**Provided entries:**
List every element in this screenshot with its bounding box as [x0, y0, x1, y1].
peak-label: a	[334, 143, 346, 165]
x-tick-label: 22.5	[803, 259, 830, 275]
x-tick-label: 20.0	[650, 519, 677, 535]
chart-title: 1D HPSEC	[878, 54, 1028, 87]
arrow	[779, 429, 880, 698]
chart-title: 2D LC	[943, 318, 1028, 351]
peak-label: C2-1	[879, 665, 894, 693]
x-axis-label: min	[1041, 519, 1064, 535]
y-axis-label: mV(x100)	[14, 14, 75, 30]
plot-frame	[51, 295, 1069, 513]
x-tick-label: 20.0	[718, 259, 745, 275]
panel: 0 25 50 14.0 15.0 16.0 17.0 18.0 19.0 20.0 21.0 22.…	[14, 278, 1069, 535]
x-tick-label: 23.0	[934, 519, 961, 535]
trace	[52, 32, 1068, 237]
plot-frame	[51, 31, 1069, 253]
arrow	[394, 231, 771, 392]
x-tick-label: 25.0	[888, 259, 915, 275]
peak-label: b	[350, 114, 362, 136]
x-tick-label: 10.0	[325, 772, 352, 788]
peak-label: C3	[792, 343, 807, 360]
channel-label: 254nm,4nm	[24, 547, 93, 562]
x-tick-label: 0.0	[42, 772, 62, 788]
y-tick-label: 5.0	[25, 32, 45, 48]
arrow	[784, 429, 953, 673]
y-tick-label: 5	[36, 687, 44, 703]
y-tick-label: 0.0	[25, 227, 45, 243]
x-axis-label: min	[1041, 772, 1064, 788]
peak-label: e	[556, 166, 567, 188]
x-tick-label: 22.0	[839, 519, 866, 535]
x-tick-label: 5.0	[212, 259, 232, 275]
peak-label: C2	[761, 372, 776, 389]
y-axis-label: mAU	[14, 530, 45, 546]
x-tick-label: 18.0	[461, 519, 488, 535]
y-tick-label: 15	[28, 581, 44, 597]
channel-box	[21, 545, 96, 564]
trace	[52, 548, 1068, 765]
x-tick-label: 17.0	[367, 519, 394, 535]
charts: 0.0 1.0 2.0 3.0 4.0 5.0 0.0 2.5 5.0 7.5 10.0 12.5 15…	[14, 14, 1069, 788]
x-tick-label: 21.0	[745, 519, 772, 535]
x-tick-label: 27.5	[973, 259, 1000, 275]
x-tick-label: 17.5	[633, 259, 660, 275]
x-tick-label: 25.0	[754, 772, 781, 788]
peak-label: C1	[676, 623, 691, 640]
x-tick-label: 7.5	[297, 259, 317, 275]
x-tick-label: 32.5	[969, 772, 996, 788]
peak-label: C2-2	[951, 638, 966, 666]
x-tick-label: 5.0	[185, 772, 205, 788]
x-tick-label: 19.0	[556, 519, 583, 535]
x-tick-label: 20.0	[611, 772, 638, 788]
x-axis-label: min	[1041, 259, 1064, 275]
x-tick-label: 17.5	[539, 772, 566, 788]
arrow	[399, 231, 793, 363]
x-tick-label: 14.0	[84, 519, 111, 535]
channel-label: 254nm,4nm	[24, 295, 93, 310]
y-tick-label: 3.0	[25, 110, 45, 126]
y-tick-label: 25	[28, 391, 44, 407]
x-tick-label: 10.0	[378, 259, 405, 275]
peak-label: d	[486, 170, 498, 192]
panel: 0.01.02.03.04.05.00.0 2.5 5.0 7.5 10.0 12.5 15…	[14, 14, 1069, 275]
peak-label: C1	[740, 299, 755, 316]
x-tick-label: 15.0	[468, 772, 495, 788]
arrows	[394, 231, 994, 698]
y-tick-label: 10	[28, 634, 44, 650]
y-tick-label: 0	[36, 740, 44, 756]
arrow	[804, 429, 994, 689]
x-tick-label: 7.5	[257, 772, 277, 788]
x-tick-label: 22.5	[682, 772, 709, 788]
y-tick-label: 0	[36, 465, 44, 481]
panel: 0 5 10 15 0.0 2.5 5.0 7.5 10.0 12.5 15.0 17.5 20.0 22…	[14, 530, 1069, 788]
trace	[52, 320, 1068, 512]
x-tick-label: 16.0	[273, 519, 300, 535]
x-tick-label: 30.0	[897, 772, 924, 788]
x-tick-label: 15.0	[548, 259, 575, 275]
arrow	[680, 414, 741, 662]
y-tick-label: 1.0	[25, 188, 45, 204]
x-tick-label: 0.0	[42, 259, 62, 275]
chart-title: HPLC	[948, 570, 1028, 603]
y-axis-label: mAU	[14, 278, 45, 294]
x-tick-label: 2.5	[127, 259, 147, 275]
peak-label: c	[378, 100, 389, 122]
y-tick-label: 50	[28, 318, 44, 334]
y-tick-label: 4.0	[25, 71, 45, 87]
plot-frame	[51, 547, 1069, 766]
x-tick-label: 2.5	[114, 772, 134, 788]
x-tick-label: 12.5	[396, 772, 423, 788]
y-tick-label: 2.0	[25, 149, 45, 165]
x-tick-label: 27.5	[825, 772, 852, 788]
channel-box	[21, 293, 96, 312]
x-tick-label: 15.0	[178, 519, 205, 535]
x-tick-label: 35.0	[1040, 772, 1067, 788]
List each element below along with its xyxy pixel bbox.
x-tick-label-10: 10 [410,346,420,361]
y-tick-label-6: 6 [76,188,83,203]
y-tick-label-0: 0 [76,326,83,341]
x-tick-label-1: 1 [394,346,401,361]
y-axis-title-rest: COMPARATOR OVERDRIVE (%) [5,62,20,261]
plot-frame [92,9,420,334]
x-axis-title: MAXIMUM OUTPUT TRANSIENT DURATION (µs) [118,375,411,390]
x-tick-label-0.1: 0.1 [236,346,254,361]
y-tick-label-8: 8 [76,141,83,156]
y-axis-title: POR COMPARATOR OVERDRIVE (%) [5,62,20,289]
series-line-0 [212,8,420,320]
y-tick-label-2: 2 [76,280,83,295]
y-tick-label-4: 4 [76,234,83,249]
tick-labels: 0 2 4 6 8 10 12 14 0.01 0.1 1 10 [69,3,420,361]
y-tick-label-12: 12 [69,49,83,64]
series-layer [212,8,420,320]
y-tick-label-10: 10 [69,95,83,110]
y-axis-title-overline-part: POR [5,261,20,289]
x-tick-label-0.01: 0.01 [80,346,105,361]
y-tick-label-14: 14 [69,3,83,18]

**Exercise goal:** Reproduce all of the data above, line for line and character for character, with nothing added or left out.

**Response to this task:**
List every element in this screenshot with its bounding box as [x0, y0, x1, y1].
peak-label: a	[334, 143, 346, 165]
x-tick-label: 22.5	[803, 259, 830, 275]
x-tick-label: 20.0	[650, 519, 677, 535]
chart-title: 1D HPSEC	[878, 54, 1028, 87]
arrow	[779, 429, 880, 698]
chart-title: 2D LC	[943, 318, 1028, 351]
peak-label: C2-1	[879, 665, 894, 693]
x-axis-label: min	[1041, 519, 1064, 535]
y-axis-label: mV(x100)	[14, 14, 75, 30]
plot-frame	[51, 295, 1069, 513]
x-tick-label: 20.0	[718, 259, 745, 275]
panel: 0 25 50 14.0 15.0 16.0 17.0 18.0 19.0 20.0 21.0 22.…	[14, 278, 1069, 535]
x-tick-label: 23.0	[934, 519, 961, 535]
trace	[52, 32, 1068, 237]
plot-frame	[51, 31, 1069, 253]
arrow	[394, 231, 771, 392]
x-tick-label: 25.0	[888, 259, 915, 275]
peak-label: b	[350, 114, 362, 136]
x-tick-label: 10.0	[325, 772, 352, 788]
peak-label: C3	[792, 343, 807, 360]
channel-label: 254nm,4nm	[24, 547, 93, 562]
x-tick-label: 0.0	[42, 772, 62, 788]
y-tick-label: 5.0	[25, 32, 45, 48]
arrow	[784, 429, 953, 673]
y-tick-label: 5	[36, 687, 44, 703]
y-tick-label: 0.0	[25, 227, 45, 243]
x-axis-label: min	[1041, 772, 1064, 788]
peak-label: e	[556, 166, 567, 188]
x-tick-label: 22.0	[839, 519, 866, 535]
x-tick-label: 5.0	[212, 259, 232, 275]
peak-label: C2	[761, 372, 776, 389]
y-axis-label: mAU	[14, 530, 45, 546]
x-tick-label: 18.0	[461, 519, 488, 535]
y-tick-label: 15	[28, 581, 44, 597]
channel-box	[21, 545, 96, 564]
trace	[52, 548, 1068, 765]
x-tick-label: 17.0	[367, 519, 394, 535]
charts: 0.0 1.0 2.0 3.0 4.0 5.0 0.0 2.5 5.0 7.5 10.0 12.5 15…	[14, 14, 1069, 788]
x-tick-label: 21.0	[745, 519, 772, 535]
x-tick-label: 27.5	[973, 259, 1000, 275]
x-tick-label: 17.5	[633, 259, 660, 275]
x-tick-label: 25.0	[754, 772, 781, 788]
peak-label: C1	[676, 623, 691, 640]
x-tick-label: 7.5	[297, 259, 317, 275]
x-tick-label: 32.5	[969, 772, 996, 788]
peak-label: C2-2	[951, 638, 966, 666]
x-tick-label: 5.0	[185, 772, 205, 788]
x-tick-label: 19.0	[556, 519, 583, 535]
x-tick-label: 20.0	[611, 772, 638, 788]
x-axis-label: min	[1041, 259, 1064, 275]
x-tick-label: 17.5	[539, 772, 566, 788]
arrow	[399, 231, 793, 363]
x-tick-label: 14.0	[84, 519, 111, 535]
channel-label: 254nm,4nm	[24, 295, 93, 310]
y-tick-label: 3.0	[25, 110, 45, 126]
y-tick-label: 25	[28, 391, 44, 407]
x-tick-label: 10.0	[378, 259, 405, 275]
peak-label: d	[486, 170, 498, 192]
panel: 0.01.02.03.04.05.00.0 2.5 5.0 7.5 10.0 12.5 15…	[14, 14, 1069, 275]
peak-label: C1	[740, 299, 755, 316]
x-tick-label: 15.0	[468, 772, 495, 788]
arrows	[394, 231, 994, 698]
y-tick-label: 10	[28, 634, 44, 650]
y-tick-label: 0	[36, 740, 44, 756]
arrow	[804, 429, 994, 689]
x-tick-label: 7.5	[257, 772, 277, 788]
x-tick-label: 22.5	[682, 772, 709, 788]
y-tick-label: 0	[36, 465, 44, 481]
panel: 0 5 10 15 0.0 2.5 5.0 7.5 10.0 12.5 15.0 17.5 20.0 22…	[14, 530, 1069, 788]
trace	[52, 320, 1068, 512]
x-tick-label: 16.0	[273, 519, 300, 535]
x-tick-label: 30.0	[897, 772, 924, 788]
x-tick-label: 15.0	[548, 259, 575, 275]
arrow	[680, 414, 741, 662]
y-tick-label: 1.0	[25, 188, 45, 204]
x-tick-label: 0.0	[42, 259, 62, 275]
chart-title: HPLC	[948, 570, 1028, 603]
y-axis-label: mAU	[14, 278, 45, 294]
x-tick-label: 2.5	[127, 259, 147, 275]
peak-label: c	[378, 100, 389, 122]
y-tick-label: 50	[28, 318, 44, 334]
y-tick-label: 4.0	[25, 71, 45, 87]
plot-frame	[51, 547, 1069, 766]
x-tick-label: 2.5	[114, 772, 134, 788]
x-tick-label: 12.5	[396, 772, 423, 788]
y-tick-label: 2.0	[25, 149, 45, 165]
x-tick-label: 27.5	[825, 772, 852, 788]
channel-box	[21, 293, 96, 312]
x-tick-label: 15.0	[178, 519, 205, 535]
x-tick-label: 35.0	[1040, 772, 1067, 788]
List each element below along with its xyxy pixel bbox.
x-tick-label-10: 10 [410,346,420,361]
y-tick-label-6: 6 [76,188,83,203]
y-tick-label-0: 0 [76,326,83,341]
x-tick-label-1: 1 [394,346,401,361]
y-axis-title-rest: COMPARATOR OVERDRIVE (%) [5,62,20,261]
plot-frame [92,9,420,334]
x-axis-title: MAXIMUM OUTPUT TRANSIENT DURATION (µs) [118,375,411,390]
x-tick-label-0.1: 0.1 [236,346,254,361]
y-tick-label-8: 8 [76,141,83,156]
y-axis-title: POR COMPARATOR OVERDRIVE (%) [5,62,20,289]
series-line-0 [212,8,420,320]
y-tick-label-2: 2 [76,280,83,295]
y-tick-label-4: 4 [76,234,83,249]
tick-labels: 0 2 4 6 8 10 12 14 0.01 0.1 1 10 [69,3,420,361]
y-tick-label-12: 12 [69,49,83,64]
series-layer [212,8,420,320]
y-tick-label-10: 10 [69,95,83,110]
y-axis-title-overline-part: POR [5,261,20,289]
x-tick-label-0.01: 0.01 [80,346,105,361]
y-tick-label-14: 14 [69,3,83,18]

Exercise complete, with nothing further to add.